> **What is needed**:
Check every line in the listing below for "geschreven". Copy the ones where it occurs.
---------- Given records
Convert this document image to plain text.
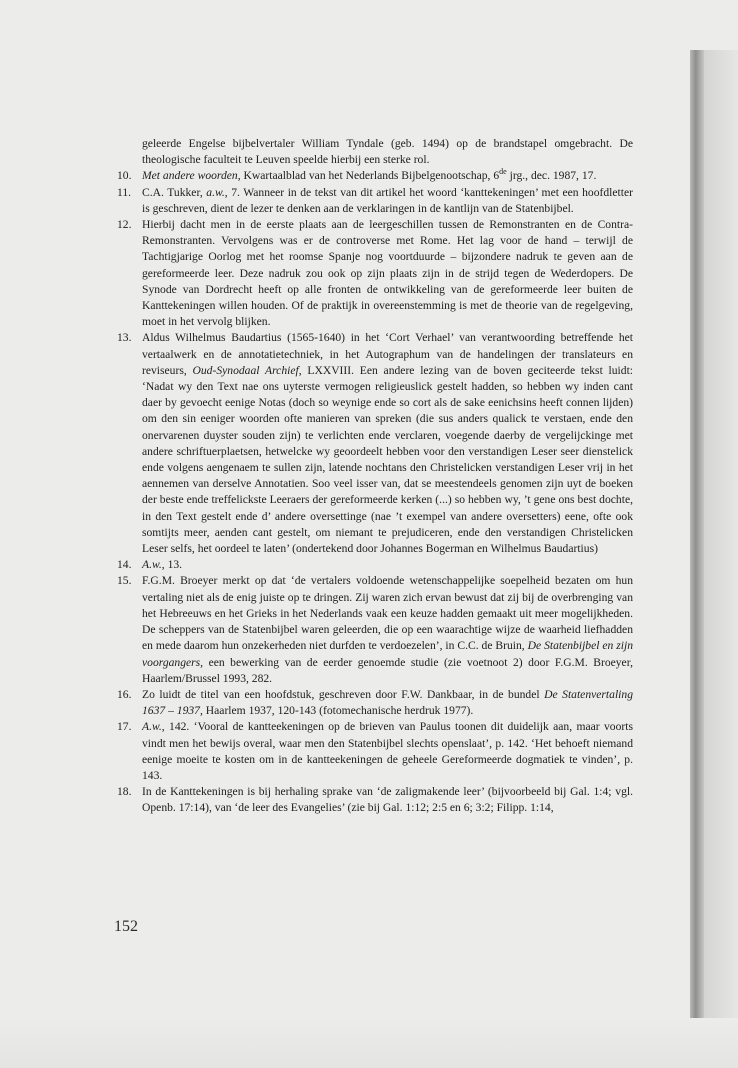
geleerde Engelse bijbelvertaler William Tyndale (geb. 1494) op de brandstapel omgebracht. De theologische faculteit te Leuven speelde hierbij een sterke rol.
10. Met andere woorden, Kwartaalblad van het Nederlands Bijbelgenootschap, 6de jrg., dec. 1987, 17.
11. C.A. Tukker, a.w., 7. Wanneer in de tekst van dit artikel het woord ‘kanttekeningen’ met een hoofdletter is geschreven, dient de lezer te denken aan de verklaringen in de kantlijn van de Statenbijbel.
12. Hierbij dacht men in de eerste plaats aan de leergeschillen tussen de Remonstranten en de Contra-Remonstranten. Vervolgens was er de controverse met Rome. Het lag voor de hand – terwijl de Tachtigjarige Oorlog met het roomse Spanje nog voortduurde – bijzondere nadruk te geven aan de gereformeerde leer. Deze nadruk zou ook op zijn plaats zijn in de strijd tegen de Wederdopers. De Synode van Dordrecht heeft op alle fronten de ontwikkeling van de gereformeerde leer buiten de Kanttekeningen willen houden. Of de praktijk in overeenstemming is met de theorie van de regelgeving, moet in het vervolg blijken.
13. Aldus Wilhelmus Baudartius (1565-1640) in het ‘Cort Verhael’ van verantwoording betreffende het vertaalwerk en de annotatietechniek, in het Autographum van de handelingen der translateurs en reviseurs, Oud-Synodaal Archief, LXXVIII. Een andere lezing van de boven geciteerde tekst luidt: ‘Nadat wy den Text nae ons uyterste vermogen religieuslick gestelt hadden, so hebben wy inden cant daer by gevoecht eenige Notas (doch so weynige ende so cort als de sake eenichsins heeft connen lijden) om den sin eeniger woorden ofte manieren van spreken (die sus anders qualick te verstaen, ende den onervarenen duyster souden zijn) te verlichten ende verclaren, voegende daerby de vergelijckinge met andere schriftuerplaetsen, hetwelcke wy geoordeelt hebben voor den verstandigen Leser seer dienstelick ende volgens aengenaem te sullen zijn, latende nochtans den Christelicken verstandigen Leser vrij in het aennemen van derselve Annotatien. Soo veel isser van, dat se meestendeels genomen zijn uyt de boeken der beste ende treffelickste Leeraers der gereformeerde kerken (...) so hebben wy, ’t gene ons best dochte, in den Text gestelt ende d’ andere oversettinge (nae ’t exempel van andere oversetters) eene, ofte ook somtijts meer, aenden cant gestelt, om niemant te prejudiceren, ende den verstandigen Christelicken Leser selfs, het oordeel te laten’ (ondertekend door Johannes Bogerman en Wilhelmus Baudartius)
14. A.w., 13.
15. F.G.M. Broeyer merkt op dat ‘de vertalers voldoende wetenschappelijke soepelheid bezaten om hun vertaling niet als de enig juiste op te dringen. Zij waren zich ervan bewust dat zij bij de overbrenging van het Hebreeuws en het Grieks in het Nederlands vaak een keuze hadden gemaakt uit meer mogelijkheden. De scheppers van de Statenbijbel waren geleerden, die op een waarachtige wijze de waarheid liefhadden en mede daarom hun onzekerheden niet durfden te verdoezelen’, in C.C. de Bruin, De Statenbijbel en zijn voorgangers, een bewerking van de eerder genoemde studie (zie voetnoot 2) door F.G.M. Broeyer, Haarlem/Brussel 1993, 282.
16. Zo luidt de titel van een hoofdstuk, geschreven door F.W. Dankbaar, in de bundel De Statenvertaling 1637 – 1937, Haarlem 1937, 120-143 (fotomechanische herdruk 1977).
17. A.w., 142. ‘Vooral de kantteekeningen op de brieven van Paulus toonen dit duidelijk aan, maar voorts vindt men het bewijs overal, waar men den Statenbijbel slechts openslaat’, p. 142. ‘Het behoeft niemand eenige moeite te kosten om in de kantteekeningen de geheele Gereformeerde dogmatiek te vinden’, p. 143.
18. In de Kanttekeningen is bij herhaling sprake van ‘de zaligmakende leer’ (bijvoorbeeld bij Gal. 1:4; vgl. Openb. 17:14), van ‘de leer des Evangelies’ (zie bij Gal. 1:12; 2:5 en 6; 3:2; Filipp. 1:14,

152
--------------------
> **Exercise solution**:
11. C.A. Tukker, a.w., 7. Wanneer in de tekst van dit artikel het woord ‘kanttekeningen’ met een hoofdletter is geschreven, dient de lezer te denken aan de verklaringen in de kantlijn van de Statenbijbel.
16. Zo luidt de titel van een hoofdstuk, geschreven door F.W. Dankbaar, in de bundel De Statenvertaling 1637 – 1937, Haarlem 1937, 120-143 (fotomechanische herdruk 1977).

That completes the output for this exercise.